WORK TO BE COMPLETED:
Below are some entries; can you quote all of them exactly?

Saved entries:

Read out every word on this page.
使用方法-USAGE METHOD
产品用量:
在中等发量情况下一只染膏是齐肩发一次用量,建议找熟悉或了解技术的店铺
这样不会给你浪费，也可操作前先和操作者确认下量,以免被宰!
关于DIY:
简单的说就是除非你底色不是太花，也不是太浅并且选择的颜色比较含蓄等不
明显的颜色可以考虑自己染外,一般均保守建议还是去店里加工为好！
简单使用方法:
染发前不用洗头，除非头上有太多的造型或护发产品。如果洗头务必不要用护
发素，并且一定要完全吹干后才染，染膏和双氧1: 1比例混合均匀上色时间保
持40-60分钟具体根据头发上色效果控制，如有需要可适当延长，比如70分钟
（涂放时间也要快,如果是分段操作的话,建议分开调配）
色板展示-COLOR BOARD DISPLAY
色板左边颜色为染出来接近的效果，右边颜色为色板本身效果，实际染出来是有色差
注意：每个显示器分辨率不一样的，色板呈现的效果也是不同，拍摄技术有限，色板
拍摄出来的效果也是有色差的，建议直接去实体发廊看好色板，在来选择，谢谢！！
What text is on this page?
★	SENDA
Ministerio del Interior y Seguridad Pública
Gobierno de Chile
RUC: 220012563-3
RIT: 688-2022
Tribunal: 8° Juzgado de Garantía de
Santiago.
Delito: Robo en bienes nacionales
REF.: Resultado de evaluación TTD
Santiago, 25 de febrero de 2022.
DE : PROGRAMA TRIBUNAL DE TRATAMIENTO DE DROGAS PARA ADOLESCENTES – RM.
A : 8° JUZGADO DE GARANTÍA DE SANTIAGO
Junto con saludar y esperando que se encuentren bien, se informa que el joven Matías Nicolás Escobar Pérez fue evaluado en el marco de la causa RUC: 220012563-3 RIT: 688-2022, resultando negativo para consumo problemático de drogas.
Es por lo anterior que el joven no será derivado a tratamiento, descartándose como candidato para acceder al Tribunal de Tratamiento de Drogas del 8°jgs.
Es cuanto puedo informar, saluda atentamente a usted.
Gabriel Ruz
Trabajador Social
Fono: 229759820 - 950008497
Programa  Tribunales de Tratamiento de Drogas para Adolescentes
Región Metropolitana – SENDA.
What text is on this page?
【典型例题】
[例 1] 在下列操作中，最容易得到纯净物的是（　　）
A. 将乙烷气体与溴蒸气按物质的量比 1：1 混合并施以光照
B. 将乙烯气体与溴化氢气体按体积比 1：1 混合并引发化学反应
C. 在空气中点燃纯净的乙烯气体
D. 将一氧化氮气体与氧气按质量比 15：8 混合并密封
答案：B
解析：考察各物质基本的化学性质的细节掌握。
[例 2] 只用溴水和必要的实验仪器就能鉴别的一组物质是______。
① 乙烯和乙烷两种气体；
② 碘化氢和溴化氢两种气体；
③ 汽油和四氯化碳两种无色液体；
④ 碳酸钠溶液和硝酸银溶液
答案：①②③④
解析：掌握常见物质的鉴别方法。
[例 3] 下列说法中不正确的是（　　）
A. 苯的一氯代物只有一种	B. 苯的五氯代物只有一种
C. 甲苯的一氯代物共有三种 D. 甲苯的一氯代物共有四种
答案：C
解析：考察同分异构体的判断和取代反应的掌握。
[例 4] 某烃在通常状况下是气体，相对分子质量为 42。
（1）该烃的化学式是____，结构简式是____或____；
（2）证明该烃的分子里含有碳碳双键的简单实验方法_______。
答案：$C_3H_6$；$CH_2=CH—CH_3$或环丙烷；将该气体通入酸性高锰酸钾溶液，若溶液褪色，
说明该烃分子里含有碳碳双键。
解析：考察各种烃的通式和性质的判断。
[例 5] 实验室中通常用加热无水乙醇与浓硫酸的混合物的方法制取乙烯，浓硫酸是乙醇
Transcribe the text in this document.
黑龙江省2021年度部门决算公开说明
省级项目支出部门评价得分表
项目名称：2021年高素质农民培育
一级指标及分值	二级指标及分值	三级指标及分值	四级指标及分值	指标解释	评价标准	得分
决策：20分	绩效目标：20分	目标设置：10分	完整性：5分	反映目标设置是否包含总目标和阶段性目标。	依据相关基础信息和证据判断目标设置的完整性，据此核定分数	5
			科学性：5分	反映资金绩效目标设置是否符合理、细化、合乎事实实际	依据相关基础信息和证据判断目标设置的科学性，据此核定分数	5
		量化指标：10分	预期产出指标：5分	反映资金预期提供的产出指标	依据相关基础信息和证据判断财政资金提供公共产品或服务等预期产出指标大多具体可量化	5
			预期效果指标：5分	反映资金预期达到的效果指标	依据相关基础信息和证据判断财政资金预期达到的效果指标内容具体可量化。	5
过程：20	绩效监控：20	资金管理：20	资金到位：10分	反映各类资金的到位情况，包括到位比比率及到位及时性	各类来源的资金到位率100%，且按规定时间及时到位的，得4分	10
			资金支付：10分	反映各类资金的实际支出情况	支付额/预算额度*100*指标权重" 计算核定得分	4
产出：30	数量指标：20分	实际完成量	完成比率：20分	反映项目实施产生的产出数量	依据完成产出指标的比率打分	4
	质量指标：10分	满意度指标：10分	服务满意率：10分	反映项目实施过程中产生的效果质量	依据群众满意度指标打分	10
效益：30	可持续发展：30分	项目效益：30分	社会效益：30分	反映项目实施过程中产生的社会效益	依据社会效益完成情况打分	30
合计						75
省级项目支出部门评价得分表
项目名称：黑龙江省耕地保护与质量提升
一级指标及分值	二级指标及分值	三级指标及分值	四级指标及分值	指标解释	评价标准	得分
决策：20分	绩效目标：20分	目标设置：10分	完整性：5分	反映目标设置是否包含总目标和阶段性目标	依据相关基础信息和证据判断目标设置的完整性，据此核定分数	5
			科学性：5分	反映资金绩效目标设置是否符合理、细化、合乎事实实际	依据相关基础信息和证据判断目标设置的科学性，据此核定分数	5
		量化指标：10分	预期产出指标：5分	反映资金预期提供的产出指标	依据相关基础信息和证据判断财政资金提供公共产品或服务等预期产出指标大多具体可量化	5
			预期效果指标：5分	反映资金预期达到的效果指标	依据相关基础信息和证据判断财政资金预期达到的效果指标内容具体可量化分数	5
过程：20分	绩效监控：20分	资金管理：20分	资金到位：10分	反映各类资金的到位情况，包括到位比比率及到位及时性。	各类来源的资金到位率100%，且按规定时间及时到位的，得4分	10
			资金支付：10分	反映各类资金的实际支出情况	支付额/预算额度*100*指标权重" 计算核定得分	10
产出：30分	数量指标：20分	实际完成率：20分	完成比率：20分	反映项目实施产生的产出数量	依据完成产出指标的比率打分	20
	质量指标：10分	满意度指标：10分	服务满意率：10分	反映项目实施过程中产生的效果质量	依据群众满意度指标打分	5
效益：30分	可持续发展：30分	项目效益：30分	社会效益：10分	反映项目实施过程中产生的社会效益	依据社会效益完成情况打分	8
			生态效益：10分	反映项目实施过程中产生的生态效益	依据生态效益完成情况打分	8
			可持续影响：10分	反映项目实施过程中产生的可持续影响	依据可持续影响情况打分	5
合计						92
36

WRITTEN RESPONSE:
Read out every word on this page.
使用方法-USAGE METHOD
产品用量:
在中等发量情况下一只染膏是齐肩发一次用量,建议找熟悉或了解技术的店铺
这样不会给你浪费，也可操作前先和操作者确认下量,以免被宰!
关于DIY:
简单的说就是除非你底色不是太花，也不是太浅并且选择的颜色比较含蓄等不
明显的颜色可以考虑自己染外,一般均保守建议还是去店里加工为好！
简单使用方法:
染发前不用洗头，除非头上有太多的造型或护发产品。如果洗头务必不要用护
发素，并且一定要完全吹干后才染，染膏和双氧1: 1比例混合均匀上色时间保
持40-60分钟具体根据头发上色效果控制，如有需要可适当延长，比如70分钟
（涂放时间也要快,如果是分段操作的话,建议分开调配）
色板展示-COLOR BOARD DISPLAY
色板左边颜色为染出来接近的效果，右边颜色为色板本身效果，实际染出来是有色差
注意：每个显示器分辨率不一样的，色板呈现的效果也是不同，拍摄技术有限，色板
拍摄出来的效果也是有色差的，建议直接去实体发廊看好色板，在来选择，谢谢！！
What text is on this page?
★	SENDA
Ministerio del Interior y Seguridad Pública
Gobierno de Chile
RUC: 220012563-3
RIT: 688-2022
Tribunal: 8° Juzgado de Garantía de
Santiago.
Delito: Robo en bienes nacionales
REF.: Resultado de evaluación TTD
Santiago, 25 de febrero de 2022.
DE : PROGRAMA TRIBUNAL DE TRATAMIENTO DE DROGAS PARA ADOLESCENTES – RM.
A : 8° JUZGADO DE GARANTÍA DE SANTIAGO
Junto con saludar y esperando que se encuentren bien, se informa que el joven Matías Nicolás Escobar Pérez fue evaluado en el marco de la causa RUC: 220012563-3 RIT: 688-2022, resultando negativo para consumo problemático de drogas.
Es por lo anterior que el joven no será derivado a tratamiento, descartándose como candidato para acceder al Tribunal de Tratamiento de Drogas del 8°jgs.
Es cuanto puedo informar, saluda atentamente a usted.
Gabriel Ruz
Trabajador Social
Fono: 229759820 - 950008497
Programa  Tribunales de Tratamiento de Drogas para Adolescentes
Región Metropolitana – SENDA.
What text is on this page?
【典型例题】
[例 1] 在下列操作中，最容易得到纯净物的是（　　）
A. 将乙烷气体与溴蒸气按物质的量比 1：1 混合并施以光照
B. 将乙烯气体与溴化氢气体按体积比 1：1 混合并引发化学反应
C. 在空气中点燃纯净的乙烯气体
D. 将一氧化氮气体与氧气按质量比 15：8 混合并密封
答案：B
解析：考察各物质基本的化学性质的细节掌握。
[例 2] 只用溴水和必要的实验仪器就能鉴别的一组物质是______。
① 乙烯和乙烷两种气体；
② 碘化氢和溴化氢两种气体；
③ 汽油和四氯化碳两种无色液体；
④ 碳酸钠溶液和硝酸银溶液
答案：①②③④
解析：掌握常见物质的鉴别方法。
[例 3] 下列说法中不正确的是（　　）
A. 苯的一氯代物只有一种	B. 苯的五氯代物只有一种
C. 甲苯的一氯代物共有三种 D. 甲苯的一氯代物共有四种
答案：C
解析：考察同分异构体的判断和取代反应的掌握。
[例 4] 某烃在通常状况下是气体，相对分子质量为 42。
（1）该烃的化学式是____，结构简式是____或____；
（2）证明该烃的分子里含有碳碳双键的简单实验方法_______。
答案：$C_3H_6$；$CH_2=CH—CH_3$或环丙烷；将该气体通入酸性高锰酸钾溶液，若溶液褪色，
说明该烃分子里含有碳碳双键。
解析：考察各种烃的通式和性质的判断。
[例 5] 实验室中通常用加热无水乙醇与浓硫酸的混合物的方法制取乙烯，浓硫酸是乙醇
Transcribe the text in this document.
黑龙江省2021年度部门决算公开说明
省级项目支出部门评价得分表
项目名称：2021年高素质农民培育
一级指标及分值	二级指标及分值	三级指标及分值	四级指标及分值	指标解释	评价标准	得分
决策：20分	绩效目标：20分	目标设置：10分	完整性：5分	反映目标设置是否包含总目标和阶段性目标。	依据相关基础信息和证据判断目标设置的完整性，据此核定分数	5
			科学性：5分	反映资金绩效目标设置是否符合理、细化、合乎事实实际	依据相关基础信息和证据判断目标设置的科学性，据此核定分数	5
		量化指标：10分	预期产出指标：5分	反映资金预期提供的产出指标	依据相关基础信息和证据判断财政资金提供公共产品或服务等预期产出指标大多具体可量化	5
			预期效果指标：5分	反映资金预期达到的效果指标	依据相关基础信息和证据判断财政资金预期达到的效果指标内容具体可量化。	5
过程：20	绩效监控：20	资金管理：20	资金到位：10分	反映各类资金的到位情况，包括到位比比率及到位及时性	各类来源的资金到位率100%，且按规定时间及时到位的，得4分	10
			资金支付：10分	反映各类资金的实际支出情况	支付额/预算额度*100*指标权重" 计算核定得分	4
产出：30	数量指标：20分	实际完成量	完成比率：20分	反映项目实施产生的产出数量	依据完成产出指标的比率打分	4
	质量指标：10分	满意度指标：10分	服务满意率：10分	反映项目实施过程中产生的效果质量	依据群众满意度指标打分	10
效益：30	可持续发展：30分	项目效益：30分	社会效益：30分	反映项目实施过程中产生的社会效益	依据社会效益完成情况打分	30
合计						75
省级项目支出部门评价得分表
项目名称：黑龙江省耕地保护与质量提升
一级指标及分值	二级指标及分值	三级指标及分值	四级指标及分值	指标解释	评价标准	得分
决策：20分	绩效目标：20分	目标设置：10分	完整性：5分	反映目标设置是否包含总目标和阶段性目标	依据相关基础信息和证据判断目标设置的完整性，据此核定分数	5
			科学性：5分	反映资金绩效目标设置是否符合理、细化、合乎事实实际	依据相关基础信息和证据判断目标设置的科学性，据此核定分数	5
		量化指标：10分	预期产出指标：5分	反映资金预期提供的产出指标	依据相关基础信息和证据判断财政资金提供公共产品或服务等预期产出指标大多具体可量化	5
			预期效果指标：5分	反映资金预期达到的效果指标	依据相关基础信息和证据判断财政资金预期达到的效果指标内容具体可量化分数	5
过程：20分	绩效监控：20分	资金管理：20分	资金到位：10分	反映各类资金的到位情况，包括到位比比率及到位及时性。	各类来源的资金到位率100%，且按规定时间及时到位的，得4分	10
			资金支付：10分	反映各类资金的实际支出情况	支付额/预算额度*100*指标权重" 计算核定得分	10
产出：30分	数量指标：20分	实际完成率：20分	完成比率：20分	反映项目实施产生的产出数量	依据完成产出指标的比率打分	20
	质量指标：10分	满意度指标：10分	服务满意率：10分	反映项目实施过程中产生的效果质量	依据群众满意度指标打分	5
效益：30分	可持续发展：30分	项目效益：30分	社会效益：10分	反映项目实施过程中产生的社会效益	依据社会效益完成情况打分	8
			生态效益：10分	反映项目实施过程中产生的生态效益	依据生态效益完成情况打分	8
			可持续影响：10分	反映项目实施过程中产生的可持续影响	依据可持续影响情况打分	5
合计						92
36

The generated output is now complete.